_Dataset_

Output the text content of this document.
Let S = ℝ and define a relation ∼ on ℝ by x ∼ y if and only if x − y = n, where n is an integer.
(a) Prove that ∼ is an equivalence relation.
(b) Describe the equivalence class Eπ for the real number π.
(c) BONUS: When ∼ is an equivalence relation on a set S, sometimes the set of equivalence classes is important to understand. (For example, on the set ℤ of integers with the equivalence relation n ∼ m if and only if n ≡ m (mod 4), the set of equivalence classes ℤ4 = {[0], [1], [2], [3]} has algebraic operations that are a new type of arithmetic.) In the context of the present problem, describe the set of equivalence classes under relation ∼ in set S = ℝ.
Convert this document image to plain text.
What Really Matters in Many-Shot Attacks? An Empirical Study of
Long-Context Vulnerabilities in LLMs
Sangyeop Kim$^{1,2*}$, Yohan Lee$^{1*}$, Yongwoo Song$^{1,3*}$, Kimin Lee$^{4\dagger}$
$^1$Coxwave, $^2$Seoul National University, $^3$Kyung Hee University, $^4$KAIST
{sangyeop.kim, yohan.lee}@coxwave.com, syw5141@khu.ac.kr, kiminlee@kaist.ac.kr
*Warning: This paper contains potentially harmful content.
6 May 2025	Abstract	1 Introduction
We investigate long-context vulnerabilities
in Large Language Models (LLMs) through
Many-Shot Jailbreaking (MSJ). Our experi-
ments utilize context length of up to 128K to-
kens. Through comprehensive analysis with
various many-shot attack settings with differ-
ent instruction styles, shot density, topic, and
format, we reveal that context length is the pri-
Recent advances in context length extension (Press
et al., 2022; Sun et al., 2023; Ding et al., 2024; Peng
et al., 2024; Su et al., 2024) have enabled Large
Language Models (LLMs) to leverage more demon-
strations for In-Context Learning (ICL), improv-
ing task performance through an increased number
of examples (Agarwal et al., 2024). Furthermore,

_Given exercise_
Repeat each record exactly, leaving nothing out.

_Result_
Output the text content of this document.
Let S = ℝ and define a relation ∼ on ℝ by x ∼ y if and only if x − y = n, where n is an integer.
(a) Prove that ∼ is an equivalence relation.
(b) Describe the equivalence class Eπ for the real number π.
(c) BONUS: When ∼ is an equivalence relation on a set S, sometimes the set of equivalence classes is important to understand. (For example, on the set ℤ of integers with the equivalence relation n ∼ m if and only if n ≡ m (mod 4), the set of equivalence classes ℤ4 = {[0], [1], [2], [3]} has algebraic operations that are a new type of arithmetic.) In the context of the present problem, describe the set of equivalence classes under relation ∼ in set S = ℝ.
Convert this document image to plain text.
What Really Matters in Many-Shot Attacks? An Empirical Study of
Long-Context Vulnerabilities in LLMs
Sangyeop Kim$^{1,2*}$, Yohan Lee$^{1*}$, Yongwoo Song$^{1,3*}$, Kimin Lee$^{4\dagger}$
$^1$Coxwave, $^2$Seoul National University, $^3$Kyung Hee University, $^4$KAIST
{sangyeop.kim, yohan.lee}@coxwave.com, syw5141@khu.ac.kr, kiminlee@kaist.ac.kr
*Warning: This paper contains potentially harmful content.
6 May 2025	Abstract	1 Introduction
We investigate long-context vulnerabilities
in Large Language Models (LLMs) through
Many-Shot Jailbreaking (MSJ). Our experi-
ments utilize context length of up to 128K to-
kens. Through comprehensive analysis with
various many-shot attack settings with differ-
ent instruction styles, shot density, topic, and
format, we reveal that context length is the pri-
Recent advances in context length extension (Press
et al., 2022; Sun et al., 2023; Ding et al., 2024; Peng
et al., 2024; Su et al., 2024) have enabled Large
Language Models (LLMs) to leverage more demon-
strations for In-Context Learning (ICL), improv-
ing task performance through an increased number
of examples (Agarwal et al., 2024). Furthermore,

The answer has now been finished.